Begin Exercise materials
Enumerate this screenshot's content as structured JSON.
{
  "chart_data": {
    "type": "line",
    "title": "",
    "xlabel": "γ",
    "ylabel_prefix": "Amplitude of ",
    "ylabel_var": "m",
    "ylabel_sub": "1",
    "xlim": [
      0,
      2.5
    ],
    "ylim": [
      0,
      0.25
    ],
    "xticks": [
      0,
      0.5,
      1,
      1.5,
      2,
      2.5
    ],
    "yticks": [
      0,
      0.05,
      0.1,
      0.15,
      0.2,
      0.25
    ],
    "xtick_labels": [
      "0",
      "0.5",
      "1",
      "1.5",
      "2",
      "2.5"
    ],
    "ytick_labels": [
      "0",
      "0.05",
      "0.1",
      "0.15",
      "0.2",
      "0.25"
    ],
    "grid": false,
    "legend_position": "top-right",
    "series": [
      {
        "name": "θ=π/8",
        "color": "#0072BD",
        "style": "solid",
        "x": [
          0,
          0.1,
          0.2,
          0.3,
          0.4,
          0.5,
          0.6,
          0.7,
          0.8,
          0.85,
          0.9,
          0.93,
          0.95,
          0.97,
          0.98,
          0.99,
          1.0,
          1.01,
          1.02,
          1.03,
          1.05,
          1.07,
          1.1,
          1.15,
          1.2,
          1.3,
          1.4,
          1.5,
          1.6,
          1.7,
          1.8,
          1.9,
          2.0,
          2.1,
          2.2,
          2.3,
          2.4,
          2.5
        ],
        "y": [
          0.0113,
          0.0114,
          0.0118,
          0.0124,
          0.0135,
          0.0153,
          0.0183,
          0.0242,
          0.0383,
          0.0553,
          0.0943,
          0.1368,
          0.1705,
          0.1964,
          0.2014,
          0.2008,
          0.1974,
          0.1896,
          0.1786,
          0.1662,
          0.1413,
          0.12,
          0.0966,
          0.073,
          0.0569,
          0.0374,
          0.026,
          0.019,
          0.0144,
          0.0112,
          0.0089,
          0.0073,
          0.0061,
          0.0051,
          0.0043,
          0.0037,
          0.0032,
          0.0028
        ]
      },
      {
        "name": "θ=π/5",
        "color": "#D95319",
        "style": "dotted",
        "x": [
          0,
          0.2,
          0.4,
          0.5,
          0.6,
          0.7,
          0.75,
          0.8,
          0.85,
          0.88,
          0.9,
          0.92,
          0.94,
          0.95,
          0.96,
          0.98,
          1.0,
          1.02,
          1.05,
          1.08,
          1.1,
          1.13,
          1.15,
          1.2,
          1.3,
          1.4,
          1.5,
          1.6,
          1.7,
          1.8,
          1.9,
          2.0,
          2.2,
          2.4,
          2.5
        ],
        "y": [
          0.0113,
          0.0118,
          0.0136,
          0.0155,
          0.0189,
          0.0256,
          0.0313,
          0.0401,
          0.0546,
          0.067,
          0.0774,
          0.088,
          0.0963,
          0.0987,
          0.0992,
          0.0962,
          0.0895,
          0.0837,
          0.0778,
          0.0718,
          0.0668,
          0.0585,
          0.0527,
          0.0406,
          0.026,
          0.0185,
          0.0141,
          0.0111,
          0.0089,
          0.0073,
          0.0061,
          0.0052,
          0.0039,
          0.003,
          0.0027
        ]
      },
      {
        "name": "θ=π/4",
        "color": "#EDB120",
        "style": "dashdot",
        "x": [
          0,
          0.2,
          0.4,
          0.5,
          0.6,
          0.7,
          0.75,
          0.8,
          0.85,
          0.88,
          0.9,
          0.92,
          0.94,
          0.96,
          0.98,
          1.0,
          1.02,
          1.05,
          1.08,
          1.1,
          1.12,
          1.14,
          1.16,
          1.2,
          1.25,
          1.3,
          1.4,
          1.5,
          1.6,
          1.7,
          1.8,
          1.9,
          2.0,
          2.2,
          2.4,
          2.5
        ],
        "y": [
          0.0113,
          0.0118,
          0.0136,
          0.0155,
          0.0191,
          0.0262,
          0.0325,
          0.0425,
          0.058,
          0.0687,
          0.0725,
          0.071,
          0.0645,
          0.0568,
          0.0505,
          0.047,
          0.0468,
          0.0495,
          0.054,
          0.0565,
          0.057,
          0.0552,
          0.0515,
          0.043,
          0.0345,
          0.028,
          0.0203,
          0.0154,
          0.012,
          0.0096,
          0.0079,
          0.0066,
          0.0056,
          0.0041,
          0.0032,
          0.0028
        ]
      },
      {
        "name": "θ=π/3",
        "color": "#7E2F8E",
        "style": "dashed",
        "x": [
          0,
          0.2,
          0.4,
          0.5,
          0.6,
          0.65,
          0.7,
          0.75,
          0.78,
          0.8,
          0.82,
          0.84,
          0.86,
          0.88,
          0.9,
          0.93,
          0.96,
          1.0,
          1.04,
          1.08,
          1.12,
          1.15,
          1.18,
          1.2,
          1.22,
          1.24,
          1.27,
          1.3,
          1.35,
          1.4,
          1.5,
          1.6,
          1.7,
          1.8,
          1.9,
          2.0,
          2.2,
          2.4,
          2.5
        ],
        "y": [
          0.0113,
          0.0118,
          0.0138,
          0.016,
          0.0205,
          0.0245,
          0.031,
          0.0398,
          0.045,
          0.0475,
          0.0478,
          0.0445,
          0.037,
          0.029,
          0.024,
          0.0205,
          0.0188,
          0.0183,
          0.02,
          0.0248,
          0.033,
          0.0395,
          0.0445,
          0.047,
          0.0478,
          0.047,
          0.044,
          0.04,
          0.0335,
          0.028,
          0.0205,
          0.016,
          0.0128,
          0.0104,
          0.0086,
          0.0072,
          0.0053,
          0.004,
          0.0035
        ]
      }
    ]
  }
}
End Exercise materials
Extract the entries above verbatim.

> _Finished answer_:
Enumerate this screenshot's content as structured JSON.
{
  "chart_data": {
    "type": "line",
    "title": "",
    "xlabel": "γ",
    "ylabel_prefix": "Amplitude of ",
    "ylabel_var": "m",
    "ylabel_sub": "1",
    "xlim": [
      0,
      2.5
    ],
    "ylim": [
      0,
      0.25
    ],
    "xticks": [
      0,
      0.5,
      1,
      1.5,
      2,
      2.5
    ],
    "yticks": [
      0,
      0.05,
      0.1,
      0.15,
      0.2,
      0.25
    ],
    "xtick_labels": [
      "0",
      "0.5",
      "1",
      "1.5",
      "2",
      "2.5"
    ],
    "ytick_labels": [
      "0",
      "0.05",
      "0.1",
      "0.15",
      "0.2",
      "0.25"
    ],
    "grid": false,
    "legend_position": "top-right",
    "series": [
      {
        "name": "θ=π/8",
        "color": "#0072BD",
        "style": "solid",
        "x": [
          0,
          0.1,
          0.2,
          0.3,
          0.4,
          0.5,
          0.6,
          0.7,
          0.8,
          0.85,
          0.9,
          0.93,
          0.95,
          0.97,
          0.98,
          0.99,
          1.0,
          1.01,
          1.02,
          1.03,
          1.05,
          1.07,
          1.1,
          1.15,
          1.2,
          1.3,
          1.4,
          1.5,
          1.6,
          1.7,
          1.8,
          1.9,
          2.0,
          2.1,
          2.2,
          2.3,
          2.4,
          2.5
        ],
        "y": [
          0.0113,
          0.0114,
          0.0118,
          0.0124,
          0.0135,
          0.0153,
          0.0183,
          0.0242,
          0.0383,
          0.0553,
          0.0943,
          0.1368,
          0.1705,
          0.1964,
          0.2014,
          0.2008,
          0.1974,
          0.1896,
          0.1786,
          0.1662,
          0.1413,
          0.12,
          0.0966,
          0.073,
          0.0569,
          0.0374,
          0.026,
          0.019,
          0.0144,
          0.0112,
          0.0089,
          0.0073,
          0.0061,
          0.0051,
          0.0043,
          0.0037,
          0.0032,
          0.0028
        ]
      },
      {
        "name": "θ=π/5",
        "color": "#D95319",
        "style": "dotted",
        "x": [
          0,
          0.2,
          0.4,
          0.5,
          0.6,
          0.7,
          0.75,
          0.8,
          0.85,
          0.88,
          0.9,
          0.92,
          0.94,
          0.95,
          0.96,
          0.98,
          1.0,
          1.02,
          1.05,
          1.08,
          1.1,
          1.13,
          1.15,
          1.2,
          1.3,
          1.4,
          1.5,
          1.6,
          1.7,
          1.8,
          1.9,
          2.0,
          2.2,
          2.4,
          2.5
        ],
        "y": [
          0.0113,
          0.0118,
          0.0136,
          0.0155,
          0.0189,
          0.0256,
          0.0313,
          0.0401,
          0.0546,
          0.067,
          0.0774,
          0.088,
          0.0963,
          0.0987,
          0.0992,
          0.0962,
          0.0895,
          0.0837,
          0.0778,
          0.0718,
          0.0668,
          0.0585,
          0.0527,
          0.0406,
          0.026,
          0.0185,
          0.0141,
          0.0111,
          0.0089,
          0.0073,
          0.0061,
          0.0052,
          0.0039,
          0.003,
          0.0027
        ]
      },
      {
        "name": "θ=π/4",
        "color": "#EDB120",
        "style": "dashdot",
        "x": [
          0,
          0.2,
          0.4,
          0.5,
          0.6,
          0.7,
          0.75,
          0.8,
          0.85,
          0.88,
          0.9,
          0.92,
          0.94,
          0.96,
          0.98,
          1.0,
          1.02,
          1.05,
          1.08,
          1.1,
          1.12,
          1.14,
          1.16,
          1.2,
          1.25,
          1.3,
          1.4,
          1.5,
          1.6,
          1.7,
          1.8,
          1.9,
          2.0,
          2.2,
          2.4,
          2.5
        ],
        "y": [
          0.0113,
          0.0118,
          0.0136,
          0.0155,
          0.0191,
          0.0262,
          0.0325,
          0.0425,
          0.058,
          0.0687,
          0.0725,
          0.071,
          0.0645,
          0.0568,
          0.0505,
          0.047,
          0.0468,
          0.0495,
          0.054,
          0.0565,
          0.057,
          0.0552,
          0.0515,
          0.043,
          0.0345,
          0.028,
          0.0203,
          0.0154,
          0.012,
          0.0096,
          0.0079,
          0.0066,
          0.0056,
          0.0041,
          0.0032,
          0.0028
        ]
      },
      {
        "name": "θ=π/3",
        "color": "#7E2F8E",
        "style": "dashed",
        "x": [
          0,
          0.2,
          0.4,
          0.5,
          0.6,
          0.65,
          0.7,
          0.75,
          0.78,
          0.8,
          0.82,
          0.84,
          0.86,
          0.88,
          0.9,
          0.93,
          0.96,
          1.0,
          1.04,
          1.08,
          1.12,
          1.15,
          1.18,
          1.2,
          1.22,
          1.24,
          1.27,
          1.3,
          1.35,
          1.4,
          1.5,
          1.6,
          1.7,
          1.8,
          1.9,
          2.0,
          2.2,
          2.4,
          2.5
        ],
        "y": [
          0.0113,
          0.0118,
          0.0138,
          0.016,
          0.0205,
          0.0245,
          0.031,
          0.0398,
          0.045,
          0.0475,
          0.0478,
          0.0445,
          0.037,
          0.029,
          0.024,
          0.0205,
          0.0188,
          0.0183,
          0.02,
          0.0248,
          0.033,
          0.0395,
          0.0445,
          0.047,
          0.0478,
          0.047,
          0.044,
          0.04,
          0.0335,
          0.028,
          0.0205,
          0.016,
          0.0128,
          0.0104,
          0.0086,
          0.0072,
          0.0053,
          0.004,
          0.0035
        ]
      }
    ]
  }
}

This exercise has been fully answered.